SELECTED EXTRACT start

That evening I met with Dave and Keith and we headed out for dinner. A restaurant, recommended by many, and the night to sink our teeth into some Argentinian beef! It started off well with a lovely bottle of Argentinian Malbec, and plates of complimentary appetizers. Smoked salmon (Atlantic), mushroom pate, a sweet potato taster and something else. Dave also ordered sweetbreads, intestines and some other disgusting part of the cow. Of course we ate it all and enjoyed it. The wine was very very good! Then our main enter arrived, med rare tender steaks. Mmmmmm good! No dessert thank you, but the restaurants arrived with a little after dinner treat of 'lemon jello' and an anise tasting liquid. Both were meant to be drank, and were served to settle the stomach after so much meat. And so down the hatch it went, followed by a gasp!. Son of a B! Wicked! Turned out to be grappa and grappa! It was a tasty treat and I certainly felt I was a little lighter leaving than arriving. Not that the steak and all the food wasn't a good size meal, but the head was certainly light! It was a great evening, and a wonderful way to spend the first night of my adventure.
The next day I left the hotel about 9:30 and headed towards Microcentro and Plaza de Mayo square, seeing the Casa Rosado - the pink house where the president holds meetings. Also visited the Cathedral Metropolitana church built in 1836. Then on to San Telmo where I had a little lunch at another famous restaurant - . This is the heart of colonial BA. Cobblestone streets, colonial houses, Spanish churches and antique stores. First inhabited by the elite who fled in 1871, because of a yellow fever outbreak. The immigrants from Europe took over the mansions and they served as tenement houses, and the area became a melting pot of cultures.
The area has an amazing array of doors, of which I photographed many. I ventured into the market there, but unfortunately it was siesta time again! Frig! So much for that plan, so I decided to head off now to the area called la Boca. An area that from the photos I've seen, remind me of the coloured houses of Cuba. But as it was no close to 4 pm, my waitress suggested I wait till tomorrow, if I was to go by myself. I knew there were some issues in the area, and had planned to take a taxi to the specific area which was apparently fine, but took her advise, and headed back to the hotel. Had hoped to stop at the local theatre, which has some amazing architecture, but by the time I had walked there the tours were over. Maybe when I return at the end of my trip.
So I headed back to the hotel for a wee nap before the Tango Show which was on my agenda for the evening. Unfortunately the wee nap turned into a major sleep which put a kibosh on the Tango show. They start things late here! Up all night party till dawn and have siestas in the afternoon. I like the siestas in the afternoon part, but this last birthday has put a damper on the staying up all night! I am up at dawn just not till dawn!
I had walked pretty much everywhere since I arrived and The feet were feeling it, as were my legs. But I had another day before I caught my next flight, so I headed off early in the morning, after I had checked out and stored my luggage with the hotel. Headed first to the Japanese gardens, at the far end of the route I had planned for today. Back then to the Recoleta area, where I headed to the first day upon arrival. This time I had lunch on a patio and then on to the Cemetario de la Recoleta. An amazing cemetery! Ok maybe you are thinking, this woman is warped getting excited about a cemetery? Well yes maybe I am, regardless, but this was very unique. It is full of history, and is an amazing photography adventure. Yes I know, photographers photograph the oddest stuff! But if I could send a photo, I think you might understand. In the case, googling -"cemetery Buenos Aries" will provide you with photos of this place.

SELECTED EXTRACT end
EXCERPTED DATA start

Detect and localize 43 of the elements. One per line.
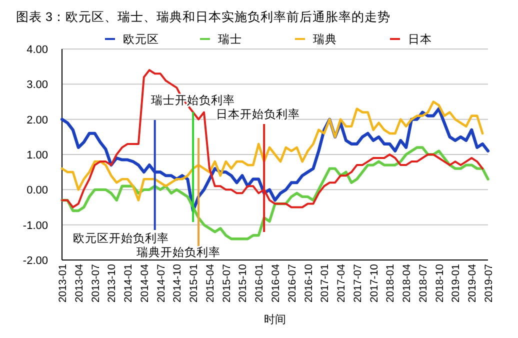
x-tick-label: 2017-01 bbox=[319, 264, 332, 303]
legend-label: 日本 bbox=[408, 33, 432, 46]
chart-title: 图表 3：欧元区、瑞士、瑞典和日本实施负利率前后通胀率的走势 bbox=[16, 9, 390, 24]
y-tick-label: -1.00 bbox=[22, 220, 48, 232]
x-tick-label: 2017-04 bbox=[336, 264, 348, 303]
x-tick-label: 2015-07 bbox=[220, 264, 233, 303]
legend-label: 瑞典 bbox=[313, 33, 337, 46]
legend-label: 瑞士 bbox=[218, 33, 242, 46]
ref-line-label: 瑞典开始负利率 bbox=[136, 245, 221, 259]
ref-line-label: 欧元区开始负利率 bbox=[72, 231, 169, 245]
y-tick-label: 2.00 bbox=[26, 114, 48, 126]
x-tick-label: 2018-07 bbox=[417, 264, 430, 303]
x-axis-title: 时间 bbox=[264, 313, 286, 326]
y-tick-label: 0.00 bbox=[26, 184, 48, 197]
ref-line-label: 日本开始负利率 bbox=[216, 107, 300, 121]
x-tick-label: 2018-01 bbox=[384, 264, 397, 303]
x-tick-label: 2016-07 bbox=[286, 264, 298, 303]
x-tick-label: 2016-01 bbox=[254, 264, 266, 303]
x-tick-label: 2019-04 bbox=[466, 264, 479, 303]
x-tick-label: 2018-04 bbox=[401, 264, 414, 303]
x-tick-label: 2013-04 bbox=[73, 264, 86, 303]
x-tick-label: 2019-01 bbox=[450, 264, 462, 303]
x-tick-label: 2013-10 bbox=[106, 264, 118, 303]
x-tick-label: 2014-04 bbox=[138, 264, 151, 303]
y-tick-label: 1.00 bbox=[26, 150, 48, 162]
y-tick-label: 4.00 bbox=[26, 44, 48, 56]
x-tick-label: 2015-01 bbox=[188, 264, 200, 303]
x-tick-label: 2016-04 bbox=[270, 264, 282, 303]
x-tick-label: 2014-10 bbox=[172, 264, 184, 303]
x-tick-label: 2014-07 bbox=[155, 264, 168, 303]
y-tick-label: 3.00 bbox=[26, 79, 48, 92]
x-tick-label: 2014-01 bbox=[122, 264, 135, 303]
x-tick-label: 2019-07 bbox=[483, 264, 495, 303]
x-tick-label: 2015-04 bbox=[204, 264, 216, 303]
legend-label: 欧元区 bbox=[123, 33, 159, 46]
y-tick-label: -2.00 bbox=[22, 255, 48, 267]
x-tick-label: 2017-10 bbox=[368, 264, 380, 303]
x-tick-label: 2017-07 bbox=[352, 264, 364, 303]
x-tick-label: 2013-01 bbox=[57, 264, 69, 303]
x-tick-label: 2016-10 bbox=[302, 264, 315, 303]
x-tick-label: 2015-10 bbox=[237, 264, 250, 303]
x-tick-label: 2013-07 bbox=[90, 264, 102, 303]
x-tick-label: 2018-10 bbox=[434, 264, 446, 303]
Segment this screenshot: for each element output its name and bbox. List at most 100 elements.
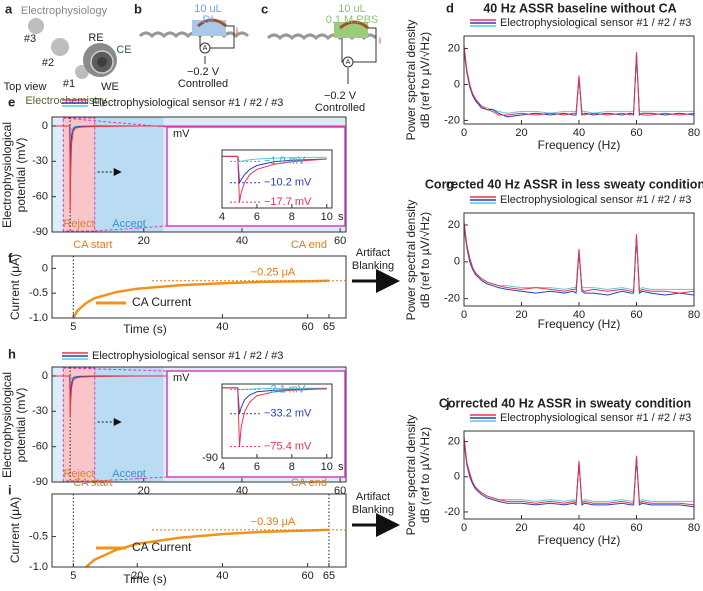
series-line [464,228,694,291]
zoom-box [62,117,96,232]
panel-label: h [8,346,16,361]
label: Electrochemistry [25,95,107,107]
x-tick-label: 10 [321,211,333,223]
x-tick-label: 60 [302,321,314,333]
y-tick-label: 0 [42,370,48,382]
x-tick-label: 80 [688,309,700,321]
y-axis-label: Power spectral density [404,415,418,536]
y-axis-label: potential (mV) [14,138,28,213]
series-line [222,155,327,203]
annotation: CA end [291,477,327,489]
y-tick-label: -60 [32,441,48,453]
plot-frame [51,493,347,568]
arrow-label: Artifact [356,491,390,503]
region-label: Reject [63,218,94,230]
label: i [379,35,381,45]
y-tick-label: 20 [448,42,460,54]
legend-label: Electrophysiological sensor #1 / #2 / #3 [92,350,283,362]
y-tick-label: 0 [454,256,460,268]
electrode-core [97,57,107,67]
panel-label: a [5,1,13,16]
y-tick-label: 0 [454,78,460,90]
inset-box [166,126,346,227]
series-line [52,375,345,418]
x-axis-label: Frequency (Hz) [538,138,621,152]
region [63,117,95,232]
x-tick-label: 10 [321,461,333,473]
chart-title: Corrected 40 Hz ASSR in less sweaty cond… [425,177,703,191]
series-line [464,443,694,503]
series-line [72,279,330,318]
x-tick-label: 6 [254,461,260,473]
label: −0.2 V [324,90,357,102]
y-tick-label: -1.0 [29,561,48,573]
y-axis-label: Current (μA) [8,497,22,563]
series-group [84,528,330,567]
series-group [72,279,330,318]
y-axis-label: Power spectral density [404,200,418,321]
panel-label: i [8,482,12,497]
x-tick-label: 20 [515,522,527,534]
y-axis-label: mV [173,372,190,384]
y-tick-label: -20 [444,114,460,126]
y-tick-label: -1.0 [29,312,48,324]
panel-label: b [134,1,142,16]
chart-title: 40 Hz ASSR baseline without CA [483,1,676,15]
x-axis-label: s [338,461,344,473]
annotation: −10.2 mV [264,177,312,189]
arrow-label: Artifact [356,247,390,259]
x-tick-label: 20 [515,127,527,139]
series-line [222,155,327,162]
panel-a: a Electrophysiology #3 #2 #1 RE CE WE To… [4,1,132,106]
ammeter [342,56,354,68]
y-tick-label: -30 [32,405,48,417]
y-tick-label: -90 [32,476,48,488]
series-line [52,125,345,211]
annotation: −1.9 mV [264,155,306,167]
y-tick-label: -90 [202,452,218,464]
ammeter [199,42,211,54]
legend-label: CA Current [132,295,192,309]
x-tick-label: 40 [216,321,228,333]
series-line [464,44,694,116]
x-tick-label: 80 [688,127,700,139]
electrode [197,18,227,28]
x-tick-label: 80 [688,522,700,534]
y-axis-label: Electrophysiological [0,372,14,478]
chart: 4 6 8 10 −1.9 mV −10.2 mV −17.7 mV mV s [166,126,346,227]
artifact-arrow: Artifact Blanking [352,491,400,537]
y-axis-label: dB (ref to µV/√Hz) [418,32,432,128]
zoom-line [63,367,168,372]
annotation: −0.39 μA [251,516,296,528]
legend-label: Electrophysiological sensor #1 / #2 / #3 [500,194,691,206]
region [63,367,95,482]
x-tick-label: 40 [573,127,585,139]
y-tick-label: -20 [444,506,460,518]
plot-frame [51,116,347,233]
plot-frame [463,212,695,307]
series-line [84,528,330,567]
x-axis-label: Time (s) [123,572,167,586]
label: A [203,45,208,52]
plot-frame [463,430,695,520]
y-tick-label: 20 [448,435,460,447]
y-axis-label: Power spectral density [404,20,418,141]
label: WE [101,81,119,93]
y-axis-label: dB (ref to µV/√Hz) [418,427,432,523]
series-group [52,375,345,418]
plot-frame [51,255,347,319]
panel-b: b A i 10 uL DI −0.2 V Controlled [134,1,250,90]
series-line [464,439,694,508]
legend-label: CA Current [132,540,192,554]
legend-label: Electrophysiological sensor #1 / #2 / #3 [92,97,283,109]
label: i [236,25,238,35]
x-tick-label: 60 [334,485,346,497]
y-tick-label: -30 [32,155,48,167]
annotation: −33.2 mV [264,408,312,420]
series-line [464,221,694,294]
panel-label: d [446,0,454,15]
x-tick-label: 40 [216,570,228,582]
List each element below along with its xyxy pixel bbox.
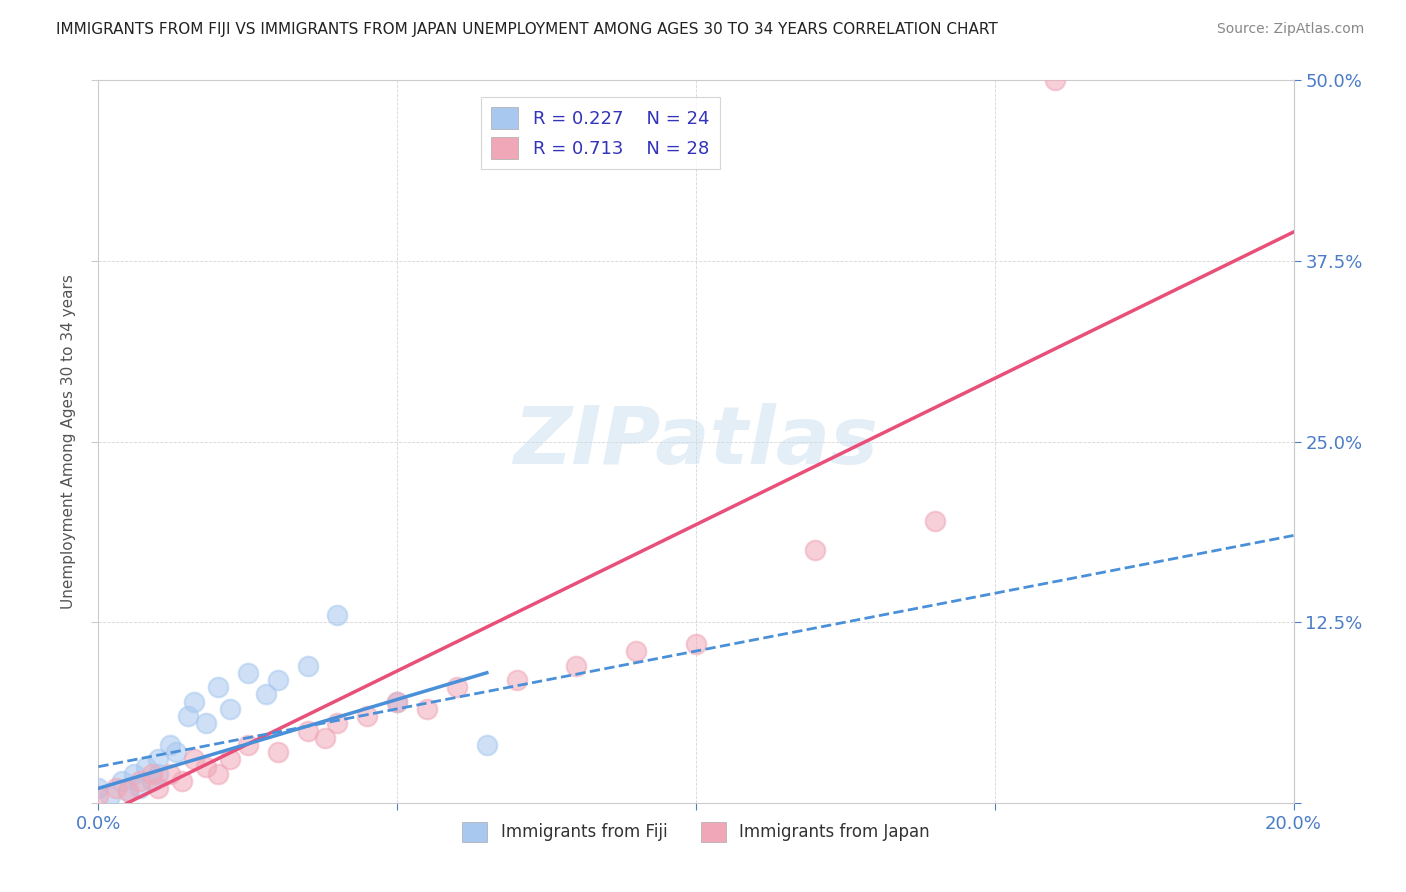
Point <box>236 738 259 752</box>
Point <box>475 738 498 752</box>
Point <box>326 607 349 622</box>
Point <box>207 680 229 694</box>
Point <box>446 680 468 694</box>
Point <box>804 542 827 557</box>
Text: Source: ZipAtlas.com: Source: ZipAtlas.com <box>1216 22 1364 37</box>
Point <box>117 784 139 798</box>
Point <box>297 658 319 673</box>
Y-axis label: Unemployment Among Ages 30 to 34 years: Unemployment Among Ages 30 to 34 years <box>60 274 76 609</box>
Point <box>172 774 194 789</box>
Point <box>506 673 529 687</box>
Point <box>159 767 181 781</box>
Point <box>105 781 128 796</box>
Point <box>183 752 205 766</box>
Point <box>267 745 290 759</box>
Point <box>326 716 349 731</box>
Point <box>236 665 259 680</box>
Point <box>267 673 290 687</box>
Point <box>385 695 409 709</box>
Point <box>183 695 205 709</box>
Point <box>254 687 277 701</box>
Point <box>297 723 319 738</box>
Point <box>565 658 588 673</box>
Point <box>87 781 110 796</box>
Point <box>195 716 218 731</box>
Point <box>195 760 218 774</box>
Point <box>356 709 378 723</box>
Point <box>385 695 409 709</box>
Point <box>98 789 122 803</box>
Point <box>416 702 439 716</box>
Point <box>148 752 170 766</box>
Point <box>129 774 152 789</box>
Point <box>315 731 337 745</box>
Point <box>1043 73 1066 87</box>
Point <box>219 752 242 766</box>
Point <box>207 767 229 781</box>
Point <box>87 789 110 803</box>
Point <box>124 767 146 781</box>
Point <box>141 774 163 789</box>
Point <box>177 709 200 723</box>
Point <box>111 774 134 789</box>
Point <box>165 745 187 759</box>
Point <box>159 738 181 752</box>
Text: IMMIGRANTS FROM FIJI VS IMMIGRANTS FROM JAPAN UNEMPLOYMENT AMONG AGES 30 TO 34 Y: IMMIGRANTS FROM FIJI VS IMMIGRANTS FROM … <box>56 22 998 37</box>
Point <box>129 781 152 796</box>
Point <box>626 644 648 658</box>
Point <box>219 702 242 716</box>
Point <box>924 514 946 528</box>
Point <box>141 767 163 781</box>
Point <box>135 760 157 774</box>
Point <box>685 637 707 651</box>
Point <box>148 781 170 796</box>
Point <box>117 784 139 798</box>
Point <box>148 767 170 781</box>
Text: ZIPatlas: ZIPatlas <box>513 402 879 481</box>
Legend: Immigrants from Fiji, Immigrants from Japan: Immigrants from Fiji, Immigrants from Ja… <box>456 815 936 848</box>
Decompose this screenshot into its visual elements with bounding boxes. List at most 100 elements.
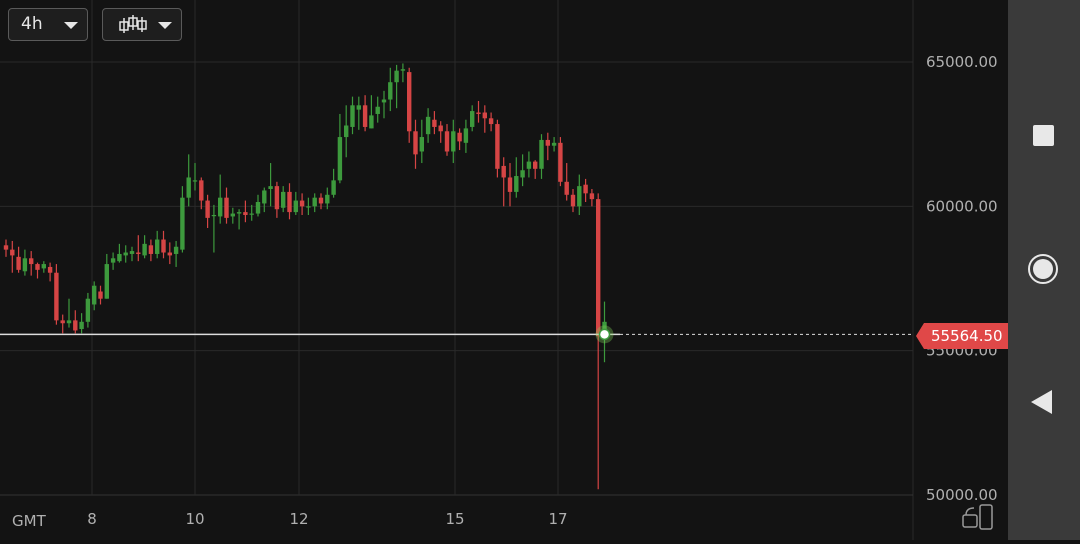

EXCERPTED DATA end

(GIVEN TASK):
Write the next part of the Buenos Aires travel diary, starting right after its final sentence.

(RESULT OF THIS EXERCISE):
But let me tell you, this cemetary is the place to go - when you GO! It is for all the big wigs, special people, important people, writers, poets, generals, ie the elite, and anyone that is anyone since the mid 19th century. It is also the resting place of Eva Perone - Evita. These are not your ordinary graves. Each one is like a mausoleum, and depending on the year it was built, it can be an extremely ornate piece of art. There are numerous styles of architecture too, like greek temples, Egyptian pyramids and art nouveau vaults. And depending on their importance, some are very large. You travel through a labyrinth of streets, and narrow passageways. There is narry a space between the tombs, new mixed with old crumbling and decaying tombs and coffins.
I had planned to attach images for my blog, but emailing, uploading and downloading, is all done via satellite, and the cost is per megabyte. I direct you to do a Google search if you are interested in looking a little further into the details. I will add photos when I return home, but for now I will try to paint a picture the best I can.
Later that evening, I headed on to Puerto Madryn, flying first to Trewlew, arriving late in the evening and then an hour ride to PM. By the time I arrived at my hotel, I was pooped, but managed to arrange a guide and Driver, for a day of birding the next afternoon.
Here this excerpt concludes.